All of the material below is to be retyped exactly.

## Dataset entries
__________________________________________________

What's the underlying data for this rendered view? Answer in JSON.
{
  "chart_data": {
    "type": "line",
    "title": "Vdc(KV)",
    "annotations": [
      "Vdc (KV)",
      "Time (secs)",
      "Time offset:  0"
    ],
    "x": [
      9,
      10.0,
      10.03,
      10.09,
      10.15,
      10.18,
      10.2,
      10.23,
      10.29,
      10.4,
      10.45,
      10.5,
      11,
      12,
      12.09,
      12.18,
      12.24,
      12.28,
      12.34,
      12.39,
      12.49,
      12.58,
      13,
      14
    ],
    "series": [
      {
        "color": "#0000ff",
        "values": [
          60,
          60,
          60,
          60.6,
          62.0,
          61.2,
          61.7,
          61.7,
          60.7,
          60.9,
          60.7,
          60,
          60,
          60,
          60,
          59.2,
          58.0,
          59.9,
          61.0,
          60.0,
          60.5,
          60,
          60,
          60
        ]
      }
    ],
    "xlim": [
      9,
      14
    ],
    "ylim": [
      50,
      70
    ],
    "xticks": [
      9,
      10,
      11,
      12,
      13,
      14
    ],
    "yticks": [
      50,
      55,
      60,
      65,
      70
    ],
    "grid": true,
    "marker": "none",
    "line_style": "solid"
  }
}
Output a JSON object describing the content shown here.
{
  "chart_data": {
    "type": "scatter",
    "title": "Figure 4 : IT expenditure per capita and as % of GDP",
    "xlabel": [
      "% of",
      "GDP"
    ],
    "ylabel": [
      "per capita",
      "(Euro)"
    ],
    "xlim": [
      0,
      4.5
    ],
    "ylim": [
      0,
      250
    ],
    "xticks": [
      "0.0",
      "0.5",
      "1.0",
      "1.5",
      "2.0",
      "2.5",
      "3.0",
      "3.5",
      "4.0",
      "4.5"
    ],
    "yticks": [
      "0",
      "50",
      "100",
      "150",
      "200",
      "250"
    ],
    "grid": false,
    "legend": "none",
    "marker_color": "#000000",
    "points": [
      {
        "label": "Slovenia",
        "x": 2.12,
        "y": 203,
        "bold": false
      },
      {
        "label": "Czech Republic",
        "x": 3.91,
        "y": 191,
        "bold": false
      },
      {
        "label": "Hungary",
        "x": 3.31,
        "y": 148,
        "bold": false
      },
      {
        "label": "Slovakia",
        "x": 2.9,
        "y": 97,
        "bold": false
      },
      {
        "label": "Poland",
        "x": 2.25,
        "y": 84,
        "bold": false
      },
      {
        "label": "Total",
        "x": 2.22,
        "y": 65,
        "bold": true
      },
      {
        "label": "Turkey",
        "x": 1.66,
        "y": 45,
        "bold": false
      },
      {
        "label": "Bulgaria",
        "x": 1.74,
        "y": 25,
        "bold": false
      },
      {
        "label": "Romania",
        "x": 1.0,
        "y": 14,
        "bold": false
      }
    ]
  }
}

__________________________________________________

## Output below
What's the underlying data for this rendered view? Answer in JSON.
{
  "chart_data": {
    "type": "line",
    "title": "Vdc(KV)",
    "annotations": [
      "Vdc (KV)",
      "Time (secs)",
      "Time offset:  0"
    ],
    "x": [
      9,
      10.0,
      10.03,
      10.09,
      10.15,
      10.18,
      10.2,
      10.23,
      10.29,
      10.4,
      10.45,
      10.5,
      11,
      12,
      12.09,
      12.18,
      12.24,
      12.28,
      12.34,
      12.39,
      12.49,
      12.58,
      13,
      14
    ],
    "series": [
      {
        "color": "#0000ff",
        "values": [
          60,
          60,
          60,
          60.6,
          62.0,
          61.2,
          61.7,
          61.7,
          60.7,
          60.9,
          60.7,
          60,
          60,
          60,
          60,
          59.2,
          58.0,
          59.9,
          61.0,
          60.0,
          60.5,
          60,
          60,
          60
        ]
      }
    ],
    "xlim": [
      9,
      14
    ],
    "ylim": [
      50,
      70
    ],
    "xticks": [
      9,
      10,
      11,
      12,
      13,
      14
    ],
    "yticks": [
      50,
      55,
      60,
      65,
      70
    ],
    "grid": true,
    "marker": "none",
    "line_style": "solid"
  }
}
Output a JSON object describing the content shown here.
{
  "chart_data": {
    "type": "scatter",
    "title": "Figure 4 : IT expenditure per capita and as % of GDP",
    "xlabel": [
      "% of",
      "GDP"
    ],
    "ylabel": [
      "per capita",
      "(Euro)"
    ],
    "xlim": [
      0,
      4.5
    ],
    "ylim": [
      0,
      250
    ],
    "xticks": [
      "0.0",
      "0.5",
      "1.0",
      "1.5",
      "2.0",
      "2.5",
      "3.0",
      "3.5",
      "4.0",
      "4.5"
    ],
    "yticks": [
      "0",
      "50",
      "100",
      "150",
      "200",
      "250"
    ],
    "grid": false,
    "legend": "none",
    "marker_color": "#000000",
    "points": [
      {
        "label": "Slovenia",
        "x": 2.12,
        "y": 203,
        "bold": false
      },
      {
        "label": "Czech Republic",
        "x": 3.91,
        "y": 191,
        "bold": false
      },
      {
        "label": "Hungary",
        "x": 3.31,
        "y": 148,
        "bold": false
      },
      {
        "label": "Slovakia",
        "x": 2.9,
        "y": 97,
        "bold": false
      },
      {
        "label": "Poland",
        "x": 2.25,
        "y": 84,
        "bold": false
      },
      {
        "label": "Total",
        "x": 2.22,
        "y": 65,
        "bold": true
      },
      {
        "label": "Turkey",
        "x": 1.66,
        "y": 45,
        "bold": false
      },
      {
        "label": "Bulgaria",
        "x": 1.74,
        "y": 25,
        "bold": false
      },
      {
        "label": "Romania",
        "x": 1.0,
        "y": 14,
        "bold": false
      }
    ]
  }
}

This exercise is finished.